WHAT TO DO |
Answer from the text on Elijah L. Daughtridge:
(a) In which years did he serve as Lieutenant Governor of North Carolina?
(b) In what place did he die?
(c) Which university's Board of Trustees did he sit on?

TEXT EXCERPT |
Member of the North Carolina House of Representatives for Edgecombe County
- In office 1901–1903

Personal details
- Born: January 17, 1863 Edgecombe County, North Carolina
- Died: June 12, 1921 (aged 58) Rocky Mount, North Carolina

= Elijah L. Daughtridge =

American politician

Elijah Longstreet Daughtridge (January 17, 1863 – June 12, 1921) was a North Carolina politician who served as the 12th Lieutenant Governor of North Carolina from 1913 to 1917.

Daughtridge was born near Rocky Mount, North Carolina on January 17, 1863. A farmer and Democrat, he was elected to the North Carolina House of Representatives from Edgecombe County for two terms (1901 and 1903). Daughtridge operated several businesses, was a Rocky Mount city alderman and Edgecombe County commissioner, served on the state Board of Agriculture and sat on the Board of Trustees of North Carolina State University.

DATA SECTION |
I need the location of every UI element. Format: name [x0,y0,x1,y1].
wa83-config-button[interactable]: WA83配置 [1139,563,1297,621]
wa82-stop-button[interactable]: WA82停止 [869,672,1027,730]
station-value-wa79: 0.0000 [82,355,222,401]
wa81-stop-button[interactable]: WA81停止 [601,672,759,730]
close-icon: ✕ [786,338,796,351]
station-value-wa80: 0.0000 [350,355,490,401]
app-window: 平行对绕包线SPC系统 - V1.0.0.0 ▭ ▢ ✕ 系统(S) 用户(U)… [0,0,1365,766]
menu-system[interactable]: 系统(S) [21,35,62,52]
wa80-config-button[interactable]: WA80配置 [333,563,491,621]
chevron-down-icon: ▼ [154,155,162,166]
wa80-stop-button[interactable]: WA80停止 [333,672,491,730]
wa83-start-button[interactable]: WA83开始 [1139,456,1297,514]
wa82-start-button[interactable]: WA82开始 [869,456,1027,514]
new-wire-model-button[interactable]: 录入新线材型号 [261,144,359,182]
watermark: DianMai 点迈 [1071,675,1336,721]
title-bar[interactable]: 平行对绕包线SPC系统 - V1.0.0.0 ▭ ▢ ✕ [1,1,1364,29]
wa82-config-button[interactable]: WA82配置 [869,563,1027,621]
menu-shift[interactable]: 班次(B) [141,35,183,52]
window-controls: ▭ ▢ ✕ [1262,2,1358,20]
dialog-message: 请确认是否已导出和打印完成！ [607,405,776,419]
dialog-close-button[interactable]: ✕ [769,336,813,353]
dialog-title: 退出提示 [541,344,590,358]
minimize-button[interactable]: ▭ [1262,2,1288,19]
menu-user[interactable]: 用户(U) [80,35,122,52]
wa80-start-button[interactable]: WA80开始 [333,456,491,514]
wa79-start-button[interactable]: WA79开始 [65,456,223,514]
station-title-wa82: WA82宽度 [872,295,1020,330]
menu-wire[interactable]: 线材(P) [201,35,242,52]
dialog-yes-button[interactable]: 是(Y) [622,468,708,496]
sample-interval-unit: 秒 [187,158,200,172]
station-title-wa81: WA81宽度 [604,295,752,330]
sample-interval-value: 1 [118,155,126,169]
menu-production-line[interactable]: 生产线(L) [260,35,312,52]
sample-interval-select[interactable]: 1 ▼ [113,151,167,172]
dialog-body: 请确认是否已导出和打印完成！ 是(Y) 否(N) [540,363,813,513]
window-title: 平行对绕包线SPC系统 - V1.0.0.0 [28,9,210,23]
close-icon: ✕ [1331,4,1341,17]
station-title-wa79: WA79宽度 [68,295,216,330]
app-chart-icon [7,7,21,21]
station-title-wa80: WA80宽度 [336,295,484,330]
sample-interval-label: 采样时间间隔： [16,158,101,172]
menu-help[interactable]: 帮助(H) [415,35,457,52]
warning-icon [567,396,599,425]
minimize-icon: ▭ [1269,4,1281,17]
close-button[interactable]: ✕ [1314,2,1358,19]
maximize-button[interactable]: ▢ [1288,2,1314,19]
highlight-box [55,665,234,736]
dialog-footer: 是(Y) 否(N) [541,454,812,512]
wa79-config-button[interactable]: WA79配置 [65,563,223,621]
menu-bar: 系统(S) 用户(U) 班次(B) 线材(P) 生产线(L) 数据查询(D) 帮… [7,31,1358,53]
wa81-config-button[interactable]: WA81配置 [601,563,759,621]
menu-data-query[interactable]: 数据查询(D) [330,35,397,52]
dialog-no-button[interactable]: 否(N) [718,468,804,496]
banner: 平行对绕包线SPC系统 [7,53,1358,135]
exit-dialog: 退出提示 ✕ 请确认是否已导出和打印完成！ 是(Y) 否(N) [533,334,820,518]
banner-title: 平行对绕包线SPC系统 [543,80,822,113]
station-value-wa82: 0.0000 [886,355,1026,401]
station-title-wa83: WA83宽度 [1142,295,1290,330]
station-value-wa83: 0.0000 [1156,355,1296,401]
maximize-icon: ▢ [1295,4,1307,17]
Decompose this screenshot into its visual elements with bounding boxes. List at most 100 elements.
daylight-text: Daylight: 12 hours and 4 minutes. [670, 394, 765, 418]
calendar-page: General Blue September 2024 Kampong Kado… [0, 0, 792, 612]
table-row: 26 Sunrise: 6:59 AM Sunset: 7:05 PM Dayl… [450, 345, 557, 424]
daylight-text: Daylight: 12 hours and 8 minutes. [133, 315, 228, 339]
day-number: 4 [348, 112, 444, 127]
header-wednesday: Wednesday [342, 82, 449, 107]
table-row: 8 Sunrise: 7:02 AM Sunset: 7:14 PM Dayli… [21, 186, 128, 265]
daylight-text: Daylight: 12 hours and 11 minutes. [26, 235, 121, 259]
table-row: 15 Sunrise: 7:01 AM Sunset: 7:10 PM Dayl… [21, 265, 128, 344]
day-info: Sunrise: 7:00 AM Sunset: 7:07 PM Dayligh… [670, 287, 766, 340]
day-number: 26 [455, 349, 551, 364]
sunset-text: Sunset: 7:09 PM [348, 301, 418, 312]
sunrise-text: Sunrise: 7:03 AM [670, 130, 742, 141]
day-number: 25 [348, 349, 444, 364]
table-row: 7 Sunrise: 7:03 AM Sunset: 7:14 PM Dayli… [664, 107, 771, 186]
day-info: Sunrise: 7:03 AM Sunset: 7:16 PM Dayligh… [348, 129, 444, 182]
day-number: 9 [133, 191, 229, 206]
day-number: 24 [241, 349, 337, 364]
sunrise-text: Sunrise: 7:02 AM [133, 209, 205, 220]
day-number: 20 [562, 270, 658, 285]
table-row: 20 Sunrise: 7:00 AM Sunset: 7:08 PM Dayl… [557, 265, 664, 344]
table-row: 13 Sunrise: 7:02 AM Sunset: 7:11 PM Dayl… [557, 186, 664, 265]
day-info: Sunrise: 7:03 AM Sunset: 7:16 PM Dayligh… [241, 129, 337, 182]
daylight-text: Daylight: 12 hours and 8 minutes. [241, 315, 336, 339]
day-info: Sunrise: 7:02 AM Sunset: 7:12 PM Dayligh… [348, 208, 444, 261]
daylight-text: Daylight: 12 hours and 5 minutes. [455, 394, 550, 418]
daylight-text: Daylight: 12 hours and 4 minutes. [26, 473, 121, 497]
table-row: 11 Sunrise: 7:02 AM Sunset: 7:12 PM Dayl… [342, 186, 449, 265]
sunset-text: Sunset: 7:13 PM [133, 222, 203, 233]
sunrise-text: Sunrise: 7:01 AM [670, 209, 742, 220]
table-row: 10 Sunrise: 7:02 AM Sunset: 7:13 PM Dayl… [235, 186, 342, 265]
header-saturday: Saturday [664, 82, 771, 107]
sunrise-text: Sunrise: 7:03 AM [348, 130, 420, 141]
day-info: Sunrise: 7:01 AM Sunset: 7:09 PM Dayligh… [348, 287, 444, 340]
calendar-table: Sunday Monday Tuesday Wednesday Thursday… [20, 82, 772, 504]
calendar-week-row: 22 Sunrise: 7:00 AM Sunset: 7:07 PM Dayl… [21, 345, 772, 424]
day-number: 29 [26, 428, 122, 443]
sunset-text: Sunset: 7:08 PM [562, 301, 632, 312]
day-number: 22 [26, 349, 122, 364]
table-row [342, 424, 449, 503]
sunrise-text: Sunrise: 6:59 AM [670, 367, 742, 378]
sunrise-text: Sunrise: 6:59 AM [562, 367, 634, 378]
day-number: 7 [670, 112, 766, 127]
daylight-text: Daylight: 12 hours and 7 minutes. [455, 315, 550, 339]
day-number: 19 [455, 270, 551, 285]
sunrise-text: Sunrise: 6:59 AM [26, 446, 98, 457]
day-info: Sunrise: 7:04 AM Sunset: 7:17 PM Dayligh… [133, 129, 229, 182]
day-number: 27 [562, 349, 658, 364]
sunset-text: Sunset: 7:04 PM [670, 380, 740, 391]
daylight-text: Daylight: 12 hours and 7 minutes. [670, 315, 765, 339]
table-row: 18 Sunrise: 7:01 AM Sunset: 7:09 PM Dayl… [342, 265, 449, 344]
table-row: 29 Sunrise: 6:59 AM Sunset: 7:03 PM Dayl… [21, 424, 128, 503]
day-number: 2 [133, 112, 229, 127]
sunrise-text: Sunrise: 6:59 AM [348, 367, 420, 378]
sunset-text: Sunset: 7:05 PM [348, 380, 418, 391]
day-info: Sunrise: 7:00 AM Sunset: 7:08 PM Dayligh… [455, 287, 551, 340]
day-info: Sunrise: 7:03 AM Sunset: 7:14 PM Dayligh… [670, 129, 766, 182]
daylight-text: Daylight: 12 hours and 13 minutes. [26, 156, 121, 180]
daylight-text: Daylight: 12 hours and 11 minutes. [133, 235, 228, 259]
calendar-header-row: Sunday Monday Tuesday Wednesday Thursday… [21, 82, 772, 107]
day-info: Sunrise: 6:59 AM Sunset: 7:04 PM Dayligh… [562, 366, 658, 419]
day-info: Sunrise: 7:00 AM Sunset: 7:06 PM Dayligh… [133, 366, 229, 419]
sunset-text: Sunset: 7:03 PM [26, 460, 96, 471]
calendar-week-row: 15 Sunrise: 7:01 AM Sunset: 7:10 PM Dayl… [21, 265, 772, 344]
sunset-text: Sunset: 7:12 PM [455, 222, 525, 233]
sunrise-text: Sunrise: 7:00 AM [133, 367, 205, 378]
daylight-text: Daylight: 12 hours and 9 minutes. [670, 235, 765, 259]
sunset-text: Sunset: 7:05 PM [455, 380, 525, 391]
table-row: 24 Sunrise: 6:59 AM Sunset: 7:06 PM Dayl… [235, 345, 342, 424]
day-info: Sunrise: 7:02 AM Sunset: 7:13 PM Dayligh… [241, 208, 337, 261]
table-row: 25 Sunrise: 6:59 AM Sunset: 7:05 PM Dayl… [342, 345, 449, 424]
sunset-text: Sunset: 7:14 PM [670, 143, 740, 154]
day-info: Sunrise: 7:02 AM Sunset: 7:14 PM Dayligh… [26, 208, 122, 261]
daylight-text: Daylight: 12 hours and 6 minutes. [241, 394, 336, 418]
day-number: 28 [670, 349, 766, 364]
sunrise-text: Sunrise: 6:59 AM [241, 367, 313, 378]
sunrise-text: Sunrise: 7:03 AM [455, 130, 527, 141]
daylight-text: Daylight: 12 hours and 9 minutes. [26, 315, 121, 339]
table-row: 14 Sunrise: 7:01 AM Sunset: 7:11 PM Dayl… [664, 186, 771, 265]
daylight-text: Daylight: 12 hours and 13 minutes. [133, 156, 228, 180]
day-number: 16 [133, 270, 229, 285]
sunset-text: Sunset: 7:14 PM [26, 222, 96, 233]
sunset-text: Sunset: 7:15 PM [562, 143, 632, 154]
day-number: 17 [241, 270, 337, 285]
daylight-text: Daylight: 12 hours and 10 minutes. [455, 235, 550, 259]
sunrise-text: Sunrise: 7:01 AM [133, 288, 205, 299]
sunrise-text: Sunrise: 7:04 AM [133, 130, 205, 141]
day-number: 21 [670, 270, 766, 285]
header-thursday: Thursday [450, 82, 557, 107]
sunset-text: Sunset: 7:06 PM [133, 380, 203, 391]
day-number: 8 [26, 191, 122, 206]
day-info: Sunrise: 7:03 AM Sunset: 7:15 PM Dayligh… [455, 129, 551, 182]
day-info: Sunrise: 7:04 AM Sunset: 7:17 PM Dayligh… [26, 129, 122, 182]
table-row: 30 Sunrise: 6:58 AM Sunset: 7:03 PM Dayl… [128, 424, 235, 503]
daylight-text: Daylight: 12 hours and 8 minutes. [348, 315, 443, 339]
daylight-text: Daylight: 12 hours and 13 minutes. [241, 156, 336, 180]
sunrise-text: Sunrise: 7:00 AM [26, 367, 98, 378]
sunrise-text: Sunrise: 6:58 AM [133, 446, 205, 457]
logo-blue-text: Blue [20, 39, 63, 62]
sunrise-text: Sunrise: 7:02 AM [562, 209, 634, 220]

REPLY TO THE EXERCISE |
(a) From 1913 to 1917.
(b) Rocky Mount, North Carolina.
(c) North Carolina State University.